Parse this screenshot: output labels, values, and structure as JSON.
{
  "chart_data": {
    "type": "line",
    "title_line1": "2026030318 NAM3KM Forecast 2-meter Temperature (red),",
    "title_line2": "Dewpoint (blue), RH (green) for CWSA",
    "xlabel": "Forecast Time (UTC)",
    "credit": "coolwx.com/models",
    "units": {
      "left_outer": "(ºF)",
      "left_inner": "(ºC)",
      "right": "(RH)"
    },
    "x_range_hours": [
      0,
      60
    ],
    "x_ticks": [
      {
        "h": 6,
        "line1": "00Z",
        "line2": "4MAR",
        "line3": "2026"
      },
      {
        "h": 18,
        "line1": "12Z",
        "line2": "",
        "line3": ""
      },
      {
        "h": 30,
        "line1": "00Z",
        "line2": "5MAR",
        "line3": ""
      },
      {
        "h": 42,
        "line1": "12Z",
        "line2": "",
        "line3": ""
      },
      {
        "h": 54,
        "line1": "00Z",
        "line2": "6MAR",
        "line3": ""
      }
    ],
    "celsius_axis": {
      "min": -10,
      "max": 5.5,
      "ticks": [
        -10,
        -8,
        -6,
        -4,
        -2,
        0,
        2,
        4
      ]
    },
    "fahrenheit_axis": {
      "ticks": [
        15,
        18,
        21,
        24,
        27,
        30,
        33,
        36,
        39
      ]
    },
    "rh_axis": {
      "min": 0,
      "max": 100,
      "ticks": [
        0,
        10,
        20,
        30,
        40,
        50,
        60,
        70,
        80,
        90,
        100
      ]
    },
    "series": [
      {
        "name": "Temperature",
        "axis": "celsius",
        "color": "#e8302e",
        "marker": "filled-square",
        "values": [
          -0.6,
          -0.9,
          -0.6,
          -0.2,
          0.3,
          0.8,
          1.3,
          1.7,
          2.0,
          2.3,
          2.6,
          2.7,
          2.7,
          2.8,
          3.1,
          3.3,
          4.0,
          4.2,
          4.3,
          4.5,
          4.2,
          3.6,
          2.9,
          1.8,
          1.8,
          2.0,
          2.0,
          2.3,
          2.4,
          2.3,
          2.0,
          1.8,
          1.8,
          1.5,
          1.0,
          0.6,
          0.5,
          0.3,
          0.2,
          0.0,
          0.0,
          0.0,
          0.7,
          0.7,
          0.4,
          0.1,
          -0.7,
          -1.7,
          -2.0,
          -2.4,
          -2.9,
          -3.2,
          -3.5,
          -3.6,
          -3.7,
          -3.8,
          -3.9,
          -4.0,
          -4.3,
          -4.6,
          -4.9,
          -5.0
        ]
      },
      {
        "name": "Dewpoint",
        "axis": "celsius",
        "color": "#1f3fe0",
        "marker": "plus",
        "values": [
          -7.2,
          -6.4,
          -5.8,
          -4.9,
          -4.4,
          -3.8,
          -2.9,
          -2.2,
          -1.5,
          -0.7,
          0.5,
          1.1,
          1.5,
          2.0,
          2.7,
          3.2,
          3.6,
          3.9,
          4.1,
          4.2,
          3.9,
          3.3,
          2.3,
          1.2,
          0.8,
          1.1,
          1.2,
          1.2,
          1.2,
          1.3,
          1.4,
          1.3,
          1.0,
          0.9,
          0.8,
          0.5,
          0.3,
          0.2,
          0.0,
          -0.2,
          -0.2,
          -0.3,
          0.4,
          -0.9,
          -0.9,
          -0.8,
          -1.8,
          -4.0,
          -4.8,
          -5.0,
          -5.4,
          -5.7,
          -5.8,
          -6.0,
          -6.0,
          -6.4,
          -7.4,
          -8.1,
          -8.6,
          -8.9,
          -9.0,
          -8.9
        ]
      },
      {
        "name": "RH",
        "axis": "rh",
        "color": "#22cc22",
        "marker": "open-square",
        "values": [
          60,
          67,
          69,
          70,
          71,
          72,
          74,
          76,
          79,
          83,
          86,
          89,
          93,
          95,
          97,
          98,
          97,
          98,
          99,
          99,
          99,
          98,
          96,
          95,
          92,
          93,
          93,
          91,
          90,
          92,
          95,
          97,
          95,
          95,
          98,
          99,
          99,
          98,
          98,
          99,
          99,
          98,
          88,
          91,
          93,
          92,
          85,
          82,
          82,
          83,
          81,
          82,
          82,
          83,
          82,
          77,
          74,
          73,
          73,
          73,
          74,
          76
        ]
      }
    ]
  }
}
§
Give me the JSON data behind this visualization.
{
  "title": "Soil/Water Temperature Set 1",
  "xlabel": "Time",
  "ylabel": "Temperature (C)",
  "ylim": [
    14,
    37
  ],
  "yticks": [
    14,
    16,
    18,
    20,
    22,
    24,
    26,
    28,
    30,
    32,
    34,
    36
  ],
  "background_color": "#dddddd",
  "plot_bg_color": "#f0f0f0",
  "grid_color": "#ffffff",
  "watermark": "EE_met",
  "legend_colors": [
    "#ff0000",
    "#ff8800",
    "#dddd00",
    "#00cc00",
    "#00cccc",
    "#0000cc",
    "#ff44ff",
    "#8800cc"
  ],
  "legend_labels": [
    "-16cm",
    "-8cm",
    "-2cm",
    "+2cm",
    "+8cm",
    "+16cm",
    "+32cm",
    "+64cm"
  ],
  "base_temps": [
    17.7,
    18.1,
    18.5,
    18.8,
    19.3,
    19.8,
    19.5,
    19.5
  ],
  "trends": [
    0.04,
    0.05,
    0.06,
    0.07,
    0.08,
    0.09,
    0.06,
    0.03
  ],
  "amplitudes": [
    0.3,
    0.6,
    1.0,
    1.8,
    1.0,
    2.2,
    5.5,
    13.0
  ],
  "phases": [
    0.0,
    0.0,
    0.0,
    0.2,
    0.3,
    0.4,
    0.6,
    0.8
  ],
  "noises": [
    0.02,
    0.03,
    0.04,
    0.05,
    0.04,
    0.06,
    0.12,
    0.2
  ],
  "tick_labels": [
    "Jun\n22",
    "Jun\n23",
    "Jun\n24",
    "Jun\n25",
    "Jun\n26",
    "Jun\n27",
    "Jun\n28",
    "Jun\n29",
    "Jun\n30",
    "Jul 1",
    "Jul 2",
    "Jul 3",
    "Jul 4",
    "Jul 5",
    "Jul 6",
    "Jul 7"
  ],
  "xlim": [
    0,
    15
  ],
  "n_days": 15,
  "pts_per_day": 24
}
§
What the task asks: List each line in the listing that contains the string "square".

Exercise response:
        "marker": "filled-square",
        "marker": "open-square",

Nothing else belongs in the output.